=== Task to carry out ===
Rewrite everything from the start of the records down to the line "The field 300 is at (1190, 82).", putting "diagrammatic view" in place of "schematic view" and leaving the rest unchanged.

=== Material for the task ===
%%

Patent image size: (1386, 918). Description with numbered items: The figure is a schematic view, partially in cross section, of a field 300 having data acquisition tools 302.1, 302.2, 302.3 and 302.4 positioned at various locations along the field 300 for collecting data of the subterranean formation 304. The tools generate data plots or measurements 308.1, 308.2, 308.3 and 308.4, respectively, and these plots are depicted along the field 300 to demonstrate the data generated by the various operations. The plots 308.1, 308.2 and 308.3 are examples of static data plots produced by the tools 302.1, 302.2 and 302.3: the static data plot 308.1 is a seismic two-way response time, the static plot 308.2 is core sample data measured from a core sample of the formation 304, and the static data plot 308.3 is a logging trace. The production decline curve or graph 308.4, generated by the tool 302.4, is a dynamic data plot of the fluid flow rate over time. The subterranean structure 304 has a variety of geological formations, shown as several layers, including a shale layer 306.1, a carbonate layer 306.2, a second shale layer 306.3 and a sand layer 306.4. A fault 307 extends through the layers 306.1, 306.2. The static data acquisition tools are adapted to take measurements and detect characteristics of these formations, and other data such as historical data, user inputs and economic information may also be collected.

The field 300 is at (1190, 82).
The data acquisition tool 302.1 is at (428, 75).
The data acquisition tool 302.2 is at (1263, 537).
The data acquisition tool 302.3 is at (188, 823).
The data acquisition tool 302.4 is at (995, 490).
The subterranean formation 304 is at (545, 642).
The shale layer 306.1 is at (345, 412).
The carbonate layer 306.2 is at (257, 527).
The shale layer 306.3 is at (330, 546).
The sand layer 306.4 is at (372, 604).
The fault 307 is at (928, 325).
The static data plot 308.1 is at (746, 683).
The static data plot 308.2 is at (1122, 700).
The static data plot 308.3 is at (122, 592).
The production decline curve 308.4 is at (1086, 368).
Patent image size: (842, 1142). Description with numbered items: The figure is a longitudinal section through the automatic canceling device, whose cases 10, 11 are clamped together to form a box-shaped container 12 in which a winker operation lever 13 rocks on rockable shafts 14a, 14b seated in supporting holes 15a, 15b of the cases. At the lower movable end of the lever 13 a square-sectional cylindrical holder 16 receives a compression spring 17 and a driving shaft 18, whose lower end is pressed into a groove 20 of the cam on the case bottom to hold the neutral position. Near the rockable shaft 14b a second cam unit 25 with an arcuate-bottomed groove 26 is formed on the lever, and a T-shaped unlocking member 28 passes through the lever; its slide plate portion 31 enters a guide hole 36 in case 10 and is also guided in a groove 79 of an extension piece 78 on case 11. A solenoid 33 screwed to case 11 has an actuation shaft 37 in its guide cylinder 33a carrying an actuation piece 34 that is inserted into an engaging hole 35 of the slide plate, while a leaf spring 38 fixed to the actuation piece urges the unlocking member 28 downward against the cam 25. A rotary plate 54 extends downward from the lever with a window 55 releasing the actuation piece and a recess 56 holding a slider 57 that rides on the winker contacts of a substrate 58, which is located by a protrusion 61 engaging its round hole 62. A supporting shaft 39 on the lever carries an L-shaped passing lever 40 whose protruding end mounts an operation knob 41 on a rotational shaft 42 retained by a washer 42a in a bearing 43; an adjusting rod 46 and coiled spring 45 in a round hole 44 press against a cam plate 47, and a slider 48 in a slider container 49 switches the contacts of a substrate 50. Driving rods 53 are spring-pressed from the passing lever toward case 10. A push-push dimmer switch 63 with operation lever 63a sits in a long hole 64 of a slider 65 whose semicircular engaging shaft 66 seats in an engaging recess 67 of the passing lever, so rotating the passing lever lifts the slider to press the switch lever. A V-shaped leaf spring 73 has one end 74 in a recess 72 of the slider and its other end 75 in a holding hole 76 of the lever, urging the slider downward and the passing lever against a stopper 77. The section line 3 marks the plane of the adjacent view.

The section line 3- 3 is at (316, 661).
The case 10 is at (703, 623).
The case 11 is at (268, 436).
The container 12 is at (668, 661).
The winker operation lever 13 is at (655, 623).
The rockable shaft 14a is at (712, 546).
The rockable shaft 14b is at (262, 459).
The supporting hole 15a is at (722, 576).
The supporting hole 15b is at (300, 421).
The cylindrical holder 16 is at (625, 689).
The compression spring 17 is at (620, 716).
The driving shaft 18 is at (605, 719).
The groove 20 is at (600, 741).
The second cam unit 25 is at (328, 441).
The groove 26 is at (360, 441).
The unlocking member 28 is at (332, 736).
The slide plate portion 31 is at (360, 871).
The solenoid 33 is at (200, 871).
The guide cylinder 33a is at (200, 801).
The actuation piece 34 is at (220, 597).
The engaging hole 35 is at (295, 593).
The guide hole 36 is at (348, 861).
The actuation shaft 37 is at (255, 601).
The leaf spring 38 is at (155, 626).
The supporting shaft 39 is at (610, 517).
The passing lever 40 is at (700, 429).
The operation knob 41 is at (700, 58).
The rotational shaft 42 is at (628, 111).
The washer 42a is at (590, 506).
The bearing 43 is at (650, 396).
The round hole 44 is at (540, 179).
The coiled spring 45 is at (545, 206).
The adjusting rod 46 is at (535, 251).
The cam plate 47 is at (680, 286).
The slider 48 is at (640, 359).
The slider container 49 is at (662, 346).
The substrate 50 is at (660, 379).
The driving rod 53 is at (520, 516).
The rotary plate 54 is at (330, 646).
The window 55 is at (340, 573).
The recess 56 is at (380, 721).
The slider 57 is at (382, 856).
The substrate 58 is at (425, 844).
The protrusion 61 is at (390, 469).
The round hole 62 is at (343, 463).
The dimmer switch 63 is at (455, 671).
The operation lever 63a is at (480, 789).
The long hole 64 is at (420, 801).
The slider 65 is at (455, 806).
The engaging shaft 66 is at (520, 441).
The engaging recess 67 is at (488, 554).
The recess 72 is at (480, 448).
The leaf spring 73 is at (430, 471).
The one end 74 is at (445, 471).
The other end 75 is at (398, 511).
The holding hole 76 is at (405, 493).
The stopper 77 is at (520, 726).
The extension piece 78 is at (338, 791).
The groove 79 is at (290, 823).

%%

=== Output of the exercise ===
Patent image size: (1386, 918). Description with numbered items: The figure is a diagrammatic view, partially in cross section, of a field 300 having data acquisition tools 302.1, 302.2, 302.3 and 302.4 positioned at various locations along the field 300 for collecting data of the subterranean formation 304. The tools generate data plots or measurements 308.1, 308.2, 308.3 and 308.4, respectively, and these plots are depicted along the field 300 to demonstrate the data generated by the various operations. The plots 308.1, 308.2 and 308.3 are examples of static data plots produced by the tools 302.1, 302.2 and 302.3: the static data plot 308.1 is a seismic two-way response time, the static plot 308.2 is core sample data measured from a core sample of the formation 304, and the static data plot 308.3 is a logging trace. The production decline curve or graph 308.4, generated by the tool 302.4, is a dynamic data plot of the fluid flow rate over time. The subterranean structure 304 has a variety of geological formations, shown as several layers, including a shale layer 306.1, a carbonate layer 306.2, a second shale layer 306.3 and a sand layer 306.4. A fault 307 extends through the layers 306.1, 306.2. The static data acquisition tools are adapted to take measurements and detect characteristics of these formations, and other data such as historical data, user inputs and economic information may also be collected.

The field 300 is at (1190, 82).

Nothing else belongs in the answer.